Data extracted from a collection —

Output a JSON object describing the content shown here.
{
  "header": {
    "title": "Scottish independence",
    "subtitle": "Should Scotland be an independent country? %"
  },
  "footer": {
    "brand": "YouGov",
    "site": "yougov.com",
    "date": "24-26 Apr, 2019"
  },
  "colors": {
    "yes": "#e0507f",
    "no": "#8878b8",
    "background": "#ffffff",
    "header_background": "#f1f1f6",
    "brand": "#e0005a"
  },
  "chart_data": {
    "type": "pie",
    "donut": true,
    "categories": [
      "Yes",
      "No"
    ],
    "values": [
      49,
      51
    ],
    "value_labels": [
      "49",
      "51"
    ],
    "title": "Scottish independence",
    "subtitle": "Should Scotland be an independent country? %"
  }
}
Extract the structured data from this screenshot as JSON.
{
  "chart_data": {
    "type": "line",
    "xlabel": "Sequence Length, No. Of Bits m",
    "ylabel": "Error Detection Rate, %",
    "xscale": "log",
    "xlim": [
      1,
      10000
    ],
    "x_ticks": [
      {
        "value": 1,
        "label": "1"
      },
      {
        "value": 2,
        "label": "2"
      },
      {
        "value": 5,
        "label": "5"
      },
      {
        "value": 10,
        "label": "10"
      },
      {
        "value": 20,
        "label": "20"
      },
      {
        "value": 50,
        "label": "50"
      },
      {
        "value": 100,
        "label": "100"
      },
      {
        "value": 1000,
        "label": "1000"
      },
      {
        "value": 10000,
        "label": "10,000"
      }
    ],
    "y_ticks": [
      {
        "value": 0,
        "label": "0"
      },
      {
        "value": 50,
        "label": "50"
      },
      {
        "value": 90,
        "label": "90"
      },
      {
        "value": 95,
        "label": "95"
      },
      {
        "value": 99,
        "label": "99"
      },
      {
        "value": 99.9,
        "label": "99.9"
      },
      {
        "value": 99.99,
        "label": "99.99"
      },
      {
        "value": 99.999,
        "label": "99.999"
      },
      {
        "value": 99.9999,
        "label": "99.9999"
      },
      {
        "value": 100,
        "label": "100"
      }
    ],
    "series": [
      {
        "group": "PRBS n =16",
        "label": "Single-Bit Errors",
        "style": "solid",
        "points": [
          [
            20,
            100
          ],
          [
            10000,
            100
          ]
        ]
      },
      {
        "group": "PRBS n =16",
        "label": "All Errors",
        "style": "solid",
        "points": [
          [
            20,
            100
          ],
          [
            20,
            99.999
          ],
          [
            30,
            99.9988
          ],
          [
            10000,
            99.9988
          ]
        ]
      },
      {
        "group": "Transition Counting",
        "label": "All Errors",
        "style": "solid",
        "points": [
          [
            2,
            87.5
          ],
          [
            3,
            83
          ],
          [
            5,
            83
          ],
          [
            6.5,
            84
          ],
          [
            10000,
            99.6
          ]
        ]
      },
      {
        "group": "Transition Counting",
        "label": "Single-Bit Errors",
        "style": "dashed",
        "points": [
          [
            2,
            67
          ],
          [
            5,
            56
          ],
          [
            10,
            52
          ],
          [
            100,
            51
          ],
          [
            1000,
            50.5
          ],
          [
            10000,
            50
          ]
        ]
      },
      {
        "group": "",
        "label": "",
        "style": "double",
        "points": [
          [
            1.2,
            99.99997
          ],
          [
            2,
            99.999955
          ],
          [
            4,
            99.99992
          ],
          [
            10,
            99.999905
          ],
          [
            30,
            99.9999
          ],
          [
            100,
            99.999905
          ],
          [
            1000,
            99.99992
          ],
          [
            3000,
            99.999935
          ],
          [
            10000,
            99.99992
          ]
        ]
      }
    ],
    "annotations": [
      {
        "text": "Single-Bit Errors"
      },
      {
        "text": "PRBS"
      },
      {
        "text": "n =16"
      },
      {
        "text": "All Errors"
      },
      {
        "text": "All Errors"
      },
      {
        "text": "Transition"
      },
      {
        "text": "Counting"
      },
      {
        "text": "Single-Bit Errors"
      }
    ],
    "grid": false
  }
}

EXERCISE — Restate the listing above word for word.

THE OUTPUT —
Output a JSON object describing the content shown here.
{
  "header": {
    "title": "Scottish independence",
    "subtitle": "Should Scotland be an independent country? %"
  },
  "footer": {
    "brand": "YouGov",
    "site": "yougov.com",
    "date": "24-26 Apr, 2019"
  },
  "colors": {
    "yes": "#e0507f",
    "no": "#8878b8",
    "background": "#ffffff",
    "header_background": "#f1f1f6",
    "brand": "#e0005a"
  },
  "chart_data": {
    "type": "pie",
    "donut": true,
    "categories": [
      "Yes",
      "No"
    ],
    "values": [
      49,
      51
    ],
    "value_labels": [
      "49",
      "51"
    ],
    "title": "Scottish independence",
    "subtitle": "Should Scotland be an independent country? %"
  }
}
Extract the structured data from this screenshot as JSON.
{
  "chart_data": {
    "type": "line",
    "xlabel": "Sequence Length, No. Of Bits m",
    "ylabel": "Error Detection Rate, %",
    "xscale": "log",
    "xlim": [
      1,
      10000
    ],
    "x_ticks": [
      {
        "value": 1,
        "label": "1"
      },
      {
        "value": 2,
        "label": "2"
      },
      {
        "value": 5,
        "label": "5"
      },
      {
        "value": 10,
        "label": "10"
      },
      {
        "value": 20,
        "label": "20"
      },
      {
        "value": 50,
        "label": "50"
      },
      {
        "value": 100,
        "label": "100"
      },
      {
        "value": 1000,
        "label": "1000"
      },
      {
        "value": 10000,
        "label": "10,000"
      }
    ],
    "y_ticks": [
      {
        "value": 0,
        "label": "0"
      },
      {
        "value": 50,
        "label": "50"
      },
      {
        "value": 90,
        "label": "90"
      },
      {
        "value": 95,
        "label": "95"
      },
      {
        "value": 99,
        "label": "99"
      },
      {
        "value": 99.9,
        "label": "99.9"
      },
      {
        "value": 99.99,
        "label": "99.99"
      },
      {
        "value": 99.999,
        "label": "99.999"
      },
      {
        "value": 99.9999,
        "label": "99.9999"
      },
      {
        "value": 100,
        "label": "100"
      }
    ],
    "series": [
      {
        "group": "PRBS n =16",
        "label": "Single-Bit Errors",
        "style": "solid",
        "points": [
          [
            20,
            100
          ],
          [
            10000,
            100
          ]
        ]
      },
      {
        "group": "PRBS n =16",
        "label": "All Errors",
        "style": "solid",
        "points": [
          [
            20,
            100
          ],
          [
            20,
            99.999
          ],
          [
            30,
            99.9988
          ],
          [
            10000,
            99.9988
          ]
        ]
      },
      {
        "group": "Transition Counting",
        "label": "All Errors",
        "style": "solid",
        "points": [
          [
            2,
            87.5
          ],
          [
            3,
            83
          ],
          [
            5,
            83
          ],
          [
            6.5,
            84
          ],
          [
            10000,
            99.6
          ]
        ]
      },
      {
        "group": "Transition Counting",
        "label": "Single-Bit Errors",
        "style": "dashed",
        "points": [
          [
            2,
            67
          ],
          [
            5,
            56
          ],
          [
            10,
            52
          ],
          [
            100,
            51
          ],
          [
            1000,
            50.5
          ],
          [
            10000,
            50
          ]
        ]
      },
      {
        "group": "",
        "label": "",
        "style": "double",
        "points": [
          [
            1.2,
            99.99997
          ],
          [
            2,
            99.999955
          ],
          [
            4,
            99.99992
          ],
          [
            10,
            99.999905
          ],
          [
            30,
            99.9999
          ],
          [
            100,
            99.999905
          ],
          [
            1000,
            99.99992
          ],
          [
            3000,
            99.999935
          ],
          [
            10000,
            99.99992
          ]
        ]
      }
    ],
    "annotations": [
      {
        "text": "Single-Bit Errors"
      },
      {
        "text": "PRBS"
      },
      {
        "text": "n =16"
      },
      {
        "text": "All Errors"
      },
      {
        "text": "All Errors"
      },
      {
        "text": "Transition"
      },
      {
        "text": "Counting"
      },
      {
        "text": "Single-Bit Errors"
      }
    ],
    "grid": false
  }
}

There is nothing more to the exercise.